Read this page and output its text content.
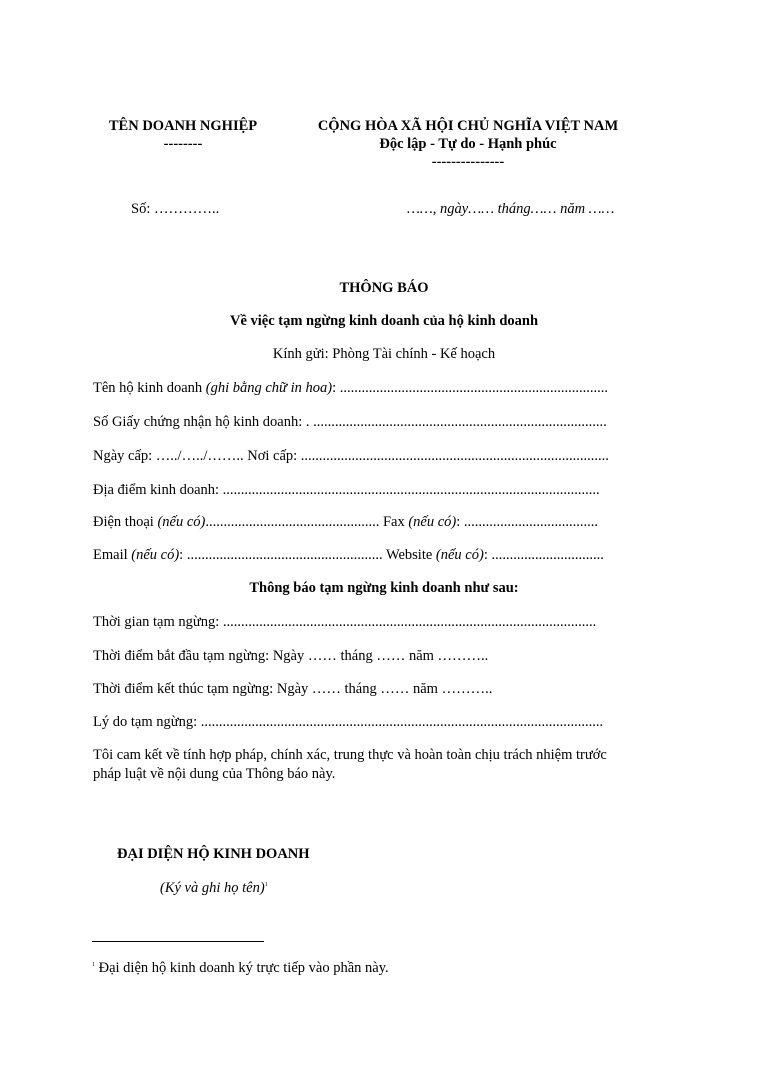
TÊN DOANH NGHIỆP
--------
CỘNG HÒA XÃ HỘI CHỦ NGHĨA VIỆT NAM
Độc lập - Tự do - Hạnh phúc
---------------
Số: …………..	……, ngày…… tháng…… năm ……
THÔNG BÁO
Về việc tạm ngừng kinh doanh của hộ kinh doanh
Kính gửi: Phòng Tài chính - Kế hoạch
Tên hộ kinh doanh (ghi bằng chữ in hoa): ..........................................................................
Số Giấy chứng nhận hộ kinh doanh: . .................................................................................
Ngày cấp: …../…../…….. Nơi cấp: .....................................................................................
Địa điểm kinh doanh: ........................................................................................................
Điện thoại (nếu có)................................................ Fax (nếu có): .....................................
Email (nếu có): ...................................................... Website (nếu có): ...............................
Thông báo tạm ngừng kinh doanh như sau:
Thời gian tạm ngừng: .......................................................................................................
Thời điểm bắt đầu tạm ngừng: Ngày …… tháng …… năm ………..
Thời điểm kết thúc tạm ngừng: Ngày …… tháng …… năm ………..
Lý do tạm ngừng: ...............................................................................................................
Tôi cam kết về tính hợp pháp, chính xác, trung thực và hoàn toàn chịu trách nhiệm trước
pháp luật về nội dung của Thông báo này.
ĐẠI DIỆN HỘ KINH DOANH
(Ký và ghi họ tên)$^1$
$^1$ Đại diện hộ kinh doanh ký trực tiếp vào phần này.
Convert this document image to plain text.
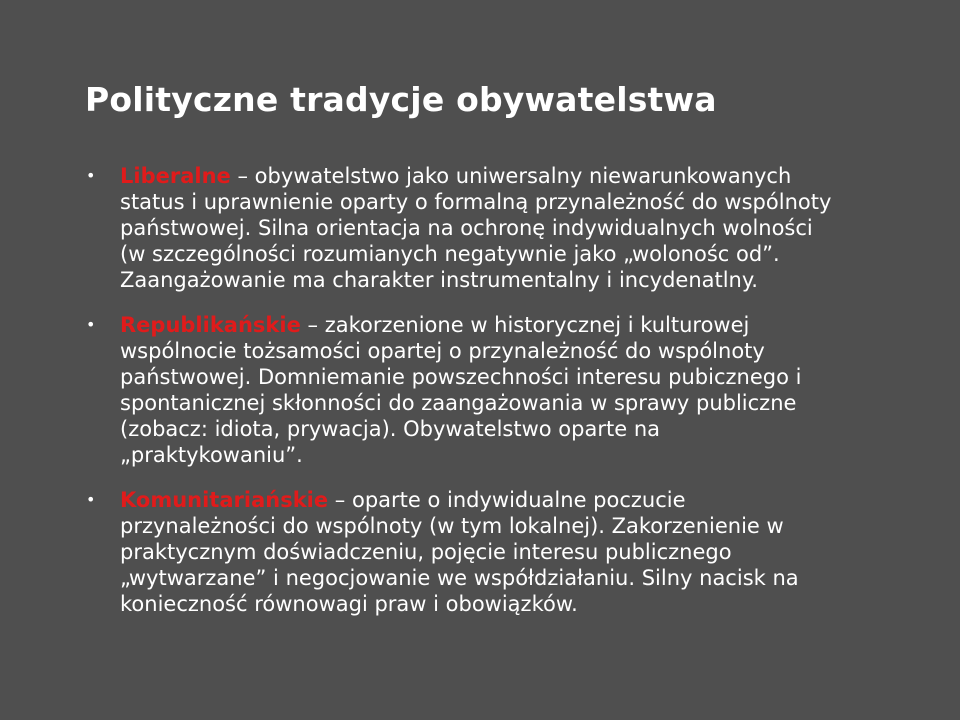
Polityczne tradycje obywatelstwa
• Liberalne – obywatelstwo jako uniwersalny niewarunkowanych status i uprawnienie oparty o formalną przynależność do wspólnoty państwowej. Silna orientacja na ochronę indywidualnych wolności (w szczególności rozumianych negatywnie jako „wolonośc od”. Zaangażowanie ma charakter instrumentalny i incydenatlny.
• Republikańskie – zakorzenione w historycznej i kulturowej wspólnocie tożsamości opartej o przynależność do wspólnoty państwowej. Domniemanie powszechności interesu pubicznego i spontanicznej skłonności do zaangażowania w sprawy publiczne (zobacz: idiota, prywacja). Obywatelstwo oparte na „praktykowaniu”.
• Komunitariańskie – oparte o indywidualne poczucie przynależności do wspólnoty (w tym lokalnej). Zakorzenienie w praktycznym doświadczeniu, pojęcie interesu publicznego „wytwarzane” i negocjowanie we współdziałaniu. Silny nacisk na konieczność równowagi praw i obowiązków.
****************
GIVEN PROBLEM:
Locate the line containing "Convert this document image to plain text." in the material above, then repeat it and every later line exactly, with no pictures.

ANSWER BELOW:
Convert this document image to plain text.
Polityczne tradycje obywatelstwa
• Liberalne – obywatelstwo jako uniwersalny niewarunkowanych status i uprawnienie oparty o formalną przynależność do wspólnoty państwowej. Silna orientacja na ochronę indywidualnych wolności (w szczególności rozumianych negatywnie jako „wolonośc od”. Zaangażowanie ma charakter instrumentalny i incydenatlny.
• Republikańskie – zakorzenione w historycznej i kulturowej wspólnocie tożsamości opartej o przynależność do wspólnoty państwowej. Domniemanie powszechności interesu pubicznego i spontanicznej skłonności do zaangażowania w sprawy publiczne (zobacz: idiota, prywacja). Obywatelstwo oparte na „praktykowaniu”.
• Komunitariańskie – oparte o indywidualne poczucie przynależności do wspólnoty (w tym lokalnej). Zakorzenienie w praktycznym doświadczeniu, pojęcie interesu publicznego „wytwarzane” i negocjowanie we współdziałaniu. Silny nacisk na konieczność równowagi praw i obowiązków.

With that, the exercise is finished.